----- Raw records

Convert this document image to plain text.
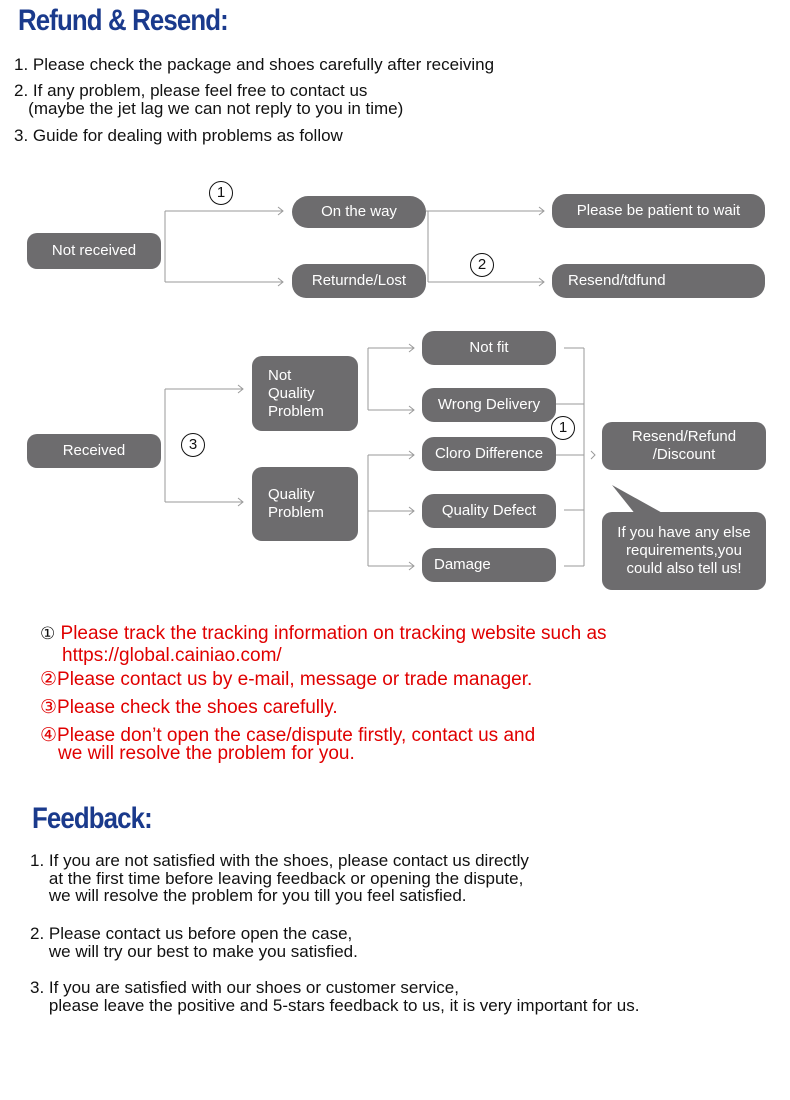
Refund & Resend:
1. Please check the package and shoes carefully after receiving
2. If any problem, please feel free to contact us
(maybe the jet lag we can not reply to you in time)
3. Guide for dealing with problems as follow
1
2
3
1
Not received
On the way
Returnde/Lost
Please be patient to wait
Resend/tdfund
Received
Not
Quality
Problem
Quality
Problem
Not fit
Wrong Delivery
Cloro Difference
Quality Defect
Damage
Resend/Refund
/Discount
If you have any else
requirements,you
could also tell us!
① Please track the tracking information on tracking website such as
https://global.cainiao.com/
②Please contact us by e-mail, message or trade manager.
③Please check the shoes carefully.
④Please don’t open the case/dispute firstly, contact us and
we will resolve the problem for you.
Feedback:
1. If you are not satisfied with the shoes, please contact us directly
at the first time before leaving feedback or opening the dispute,
we will resolve the problem for you till you feel satisfied.
2. Please contact us before open the case,
we will try our best to make you satisfied.
3. If you are satisfied with our shoes or customer service,
please leave the positive and 5-stars feedback to us, it is very important for us.
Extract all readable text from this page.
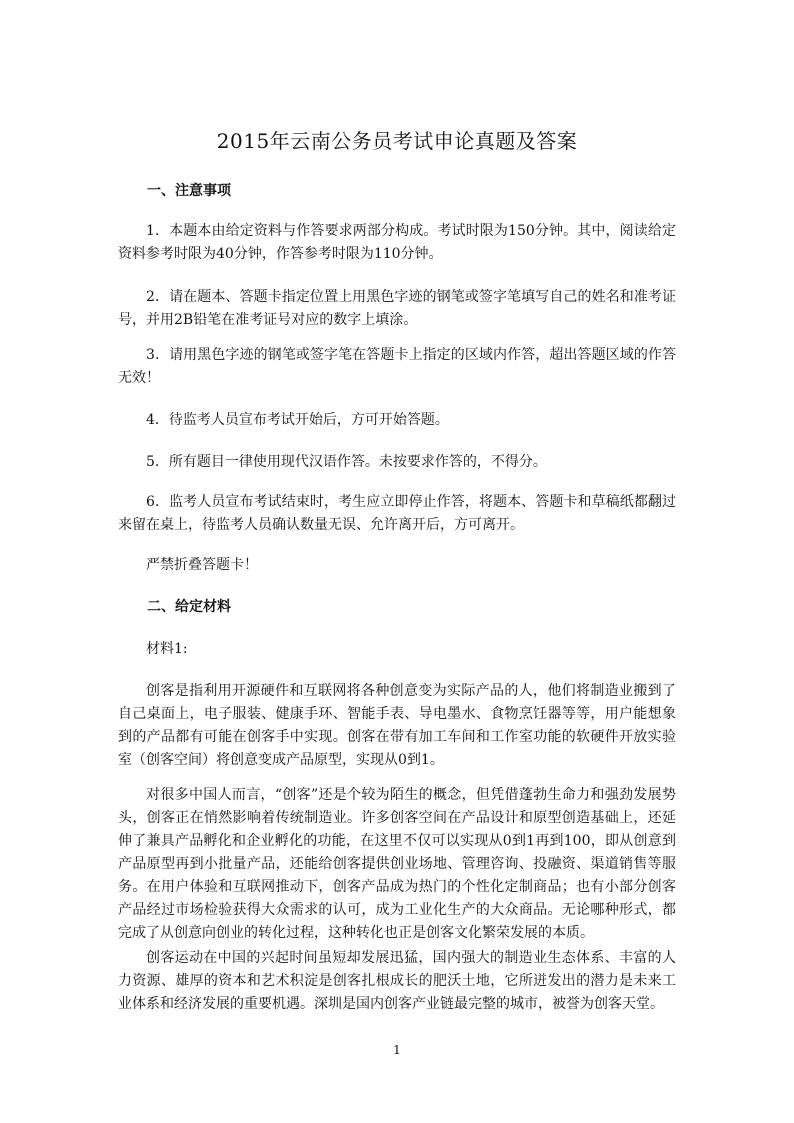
2015年云南公务员考试申论真题及答案
一、注意事项

1．本题本由给定资料与作答要求两部分构成。考试时限为150分钟。其中，阅读给定资料参考时限为40分钟，作答参考时限为110分钟。

2．请在题本、答题卡指定位置上用黑色字迹的钢笔或签字笔填写自己的姓名和准考证号，并用2B铅笔在准考证号对应的数字上填涂。

3．请用黑色字迹的钢笔或签字笔在答题卡上指定的区域内作答，超出答题区域的作答无效！

4．待监考人员宣布考试开始后，方可开始答题。

5．所有题目一律使用现代汉语作答。未按要求作答的，不得分。

6．监考人员宣布考试结束时，考生应立即停止作答，将题本、答题卡和草稿纸都翻过来留在桌上，待监考人员确认数量无误、允许离开后，方可离开。

严禁折叠答题卡！

二、给定材料

材料1:

创客是指利用开源硬件和互联网将各种创意变为实际产品的人，他们将制造业搬到了自己桌面上，电子服装、健康手环、智能手表、导电墨水、食物烹饪器等等，用户能想象到的产品都有可能在创客手中实现。创客在带有加工车间和工作室功能的软硬件开放实验室（创客空间）将创意变成产品原型，实现从0到1。

对很多中国人而言，“创客”还是个较为陌生的概念，但凭借蓬勃生命力和强劲发展势头，创客正在悄然影响着传统制造业。许多创客空间在产品设计和原型创造基础上，还延伸了兼具产品孵化和企业孵化的功能，在这里不仅可以实现从0到1再到100，即从创意到产品原型再到小批量产品，还能给创客提供创业场地、管理咨询、投融资、渠道销售等服务。在用户体验和互联网推动下，创客产品成为热门的个性化定制商品；也有小部分创客产品经过市场检验获得大众需求的认可，成为工业化生产的大众商品。无论哪种形式，都完成了从创意向创业的转化过程，这种转化也正是创客文化繁荣发展的本质。

创客运动在中国的兴起时间虽短却发展迅猛，国内强大的制造业生态体系、丰富的人力资源、雄厚的资本和艺术积淀是创客扎根成长的肥沃土地，它所迸发出的潜力是未来工业体系和经济发展的重要机遇。深圳是国内创客产业链最完整的城市，被誉为创客天堂。

1
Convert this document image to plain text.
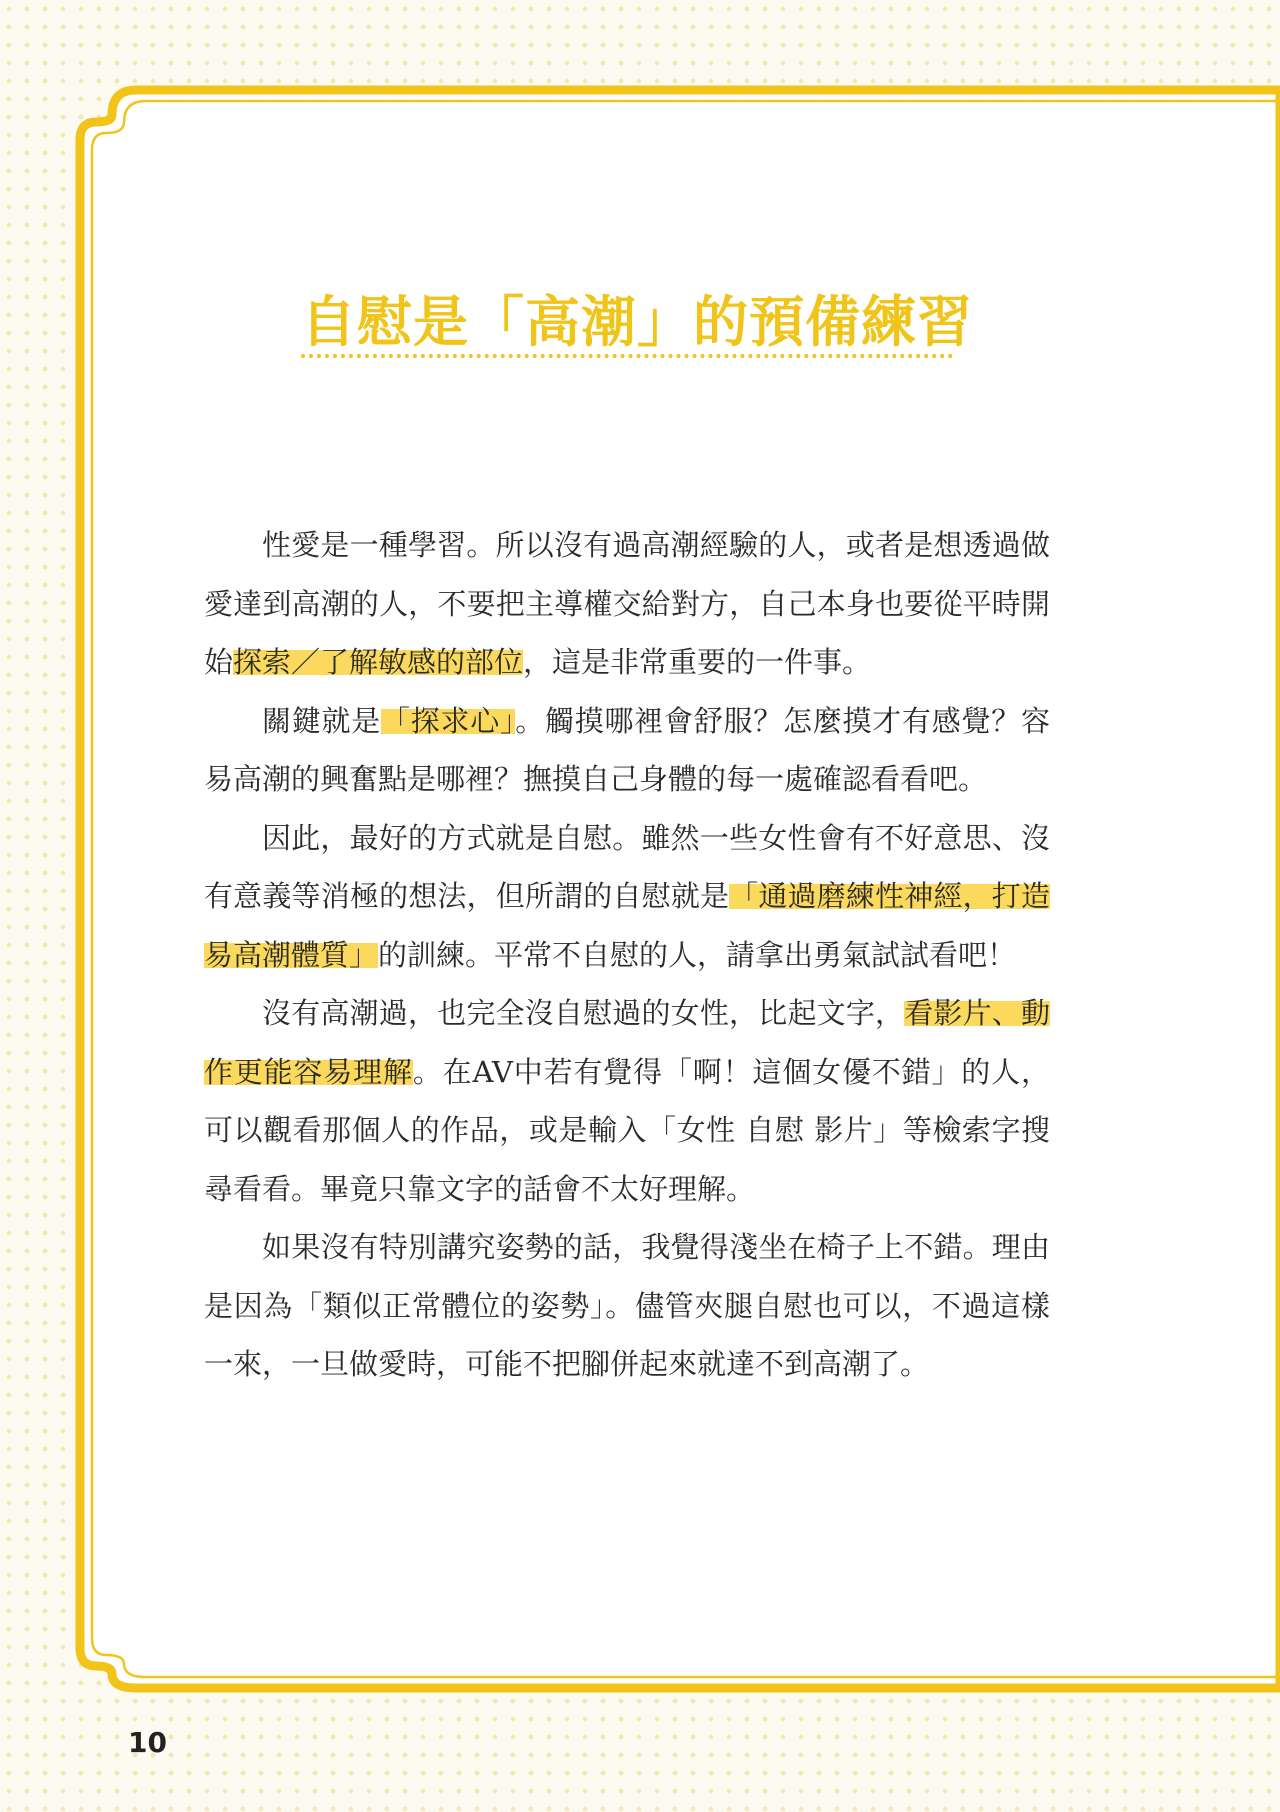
自慰是「高潮」的預備練習

性愛是一種學習。所以沒有過高潮經驗的人，或者是想透過做愛達到高潮的人，不要把主導權交給對方，自己本身也要從平時開始探索／了解敏感的部位，這是非常重要的一件事。

關鍵就是「探求心」。觸摸哪裡會舒服？怎麼摸才有感覺？容易高潮的興奮點是哪裡？撫摸自己身體的每一處確認看看吧。

因此，最好的方式就是自慰。雖然一些女性會有不好意思、沒有意義等消極的想法，但所謂的自慰就是「通過磨練性神經，打造易高潮體質」的訓練。平常不自慰的人，請拿出勇氣試試看吧！

沒有高潮過，也完全沒自慰過的女性，比起文字，看影片、動作更能容易理解。在AV中若有覺得「啊！這個女優不錯」的人，可以觀看那個人的作品，或是輸入「女性 自慰 影片」等檢索字搜尋看看。畢竟只靠文字的話會不太好理解。

如果沒有特別講究姿勢的話，我覺得淺坐在椅子上不錯。理由是因為「類似正常體位的姿勢」。儘管夾腿自慰也可以，不過這樣一來，一旦做愛時，可能不把腳併起來就達不到高潮了。

10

----------

▸ The problem
Take the line containing "Extract all readable text from this page." through the last line of the material and retype exactly those lines, both ends included, with no pictures.

▸ Exercise response
Extract all readable text from this page.
2015年云南公务员考试申论真题及答案
一、注意事项

1．本题本由给定资料与作答要求两部分构成。考试时限为150分钟。其中，阅读给定资料参考时限为40分钟，作答参考时限为110分钟。

2．请在题本、答题卡指定位置上用黑色字迹的钢笔或签字笔填写自己的姓名和准考证号，并用2B铅笔在准考证号对应的数字上填涂。

3．请用黑色字迹的钢笔或签字笔在答题卡上指定的区域内作答，超出答题区域的作答无效！

4．待监考人员宣布考试开始后，方可开始答题。

5．所有题目一律使用现代汉语作答。未按要求作答的，不得分。

6．监考人员宣布考试结束时，考生应立即停止作答，将题本、答题卡和草稿纸都翻过来留在桌上，待监考人员确认数量无误、允许离开后，方可离开。

严禁折叠答题卡！

二、给定材料

材料1:

创客是指利用开源硬件和互联网将各种创意变为实际产品的人，他们将制造业搬到了自己桌面上，电子服装、健康手环、智能手表、导电墨水、食物烹饪器等等，用户能想象到的产品都有可能在创客手中实现。创客在带有加工车间和工作室功能的软硬件开放实验室（创客空间）将创意变成产品原型，实现从0到1。

对很多中国人而言，“创客”还是个较为陌生的概念，但凭借蓬勃生命力和强劲发展势头，创客正在悄然影响着传统制造业。许多创客空间在产品设计和原型创造基础上，还延伸了兼具产品孵化和企业孵化的功能，在这里不仅可以实现从0到1再到100，即从创意到产品原型再到小批量产品，还能给创客提供创业场地、管理咨询、投融资、渠道销售等服务。在用户体验和互联网推动下，创客产品成为热门的个性化定制商品；也有小部分创客产品经过市场检验获得大众需求的认可，成为工业化生产的大众商品。无论哪种形式，都完成了从创意向创业的转化过程，这种转化也正是创客文化繁荣发展的本质。

创客运动在中国的兴起时间虽短却发展迅猛，国内强大的制造业生态体系、丰富的人力资源、雄厚的资本和艺术积淀是创客扎根成长的肥沃土地，它所迸发出的潜力是未来工业体系和经济发展的重要机遇。深圳是国内创客产业链最完整的城市，被誉为创客天堂。

1
Convert this document image to plain text.
自慰是「高潮」的預備練習

性愛是一種學習。所以沒有過高潮經驗的人，或者是想透過做愛達到高潮的人，不要把主導權交給對方，自己本身也要從平時開始探索／了解敏感的部位，這是非常重要的一件事。

關鍵就是「探求心」。觸摸哪裡會舒服？怎麼摸才有感覺？容易高潮的興奮點是哪裡？撫摸自己身體的每一處確認看看吧。

因此，最好的方式就是自慰。雖然一些女性會有不好意思、沒有意義等消極的想法，但所謂的自慰就是「通過磨練性神經，打造易高潮體質」的訓練。平常不自慰的人，請拿出勇氣試試看吧！

沒有高潮過，也完全沒自慰過的女性，比起文字，看影片、動作更能容易理解。在AV中若有覺得「啊！這個女優不錯」的人，可以觀看那個人的作品，或是輸入「女性 自慰 影片」等檢索字搜尋看看。畢竟只靠文字的話會不太好理解。

如果沒有特別講究姿勢的話，我覺得淺坐在椅子上不錯。理由是因為「類似正常體位的姿勢」。儘管夾腿自慰也可以，不過這樣一來，一旦做愛時，可能不把腳併起來就達不到高潮了。

10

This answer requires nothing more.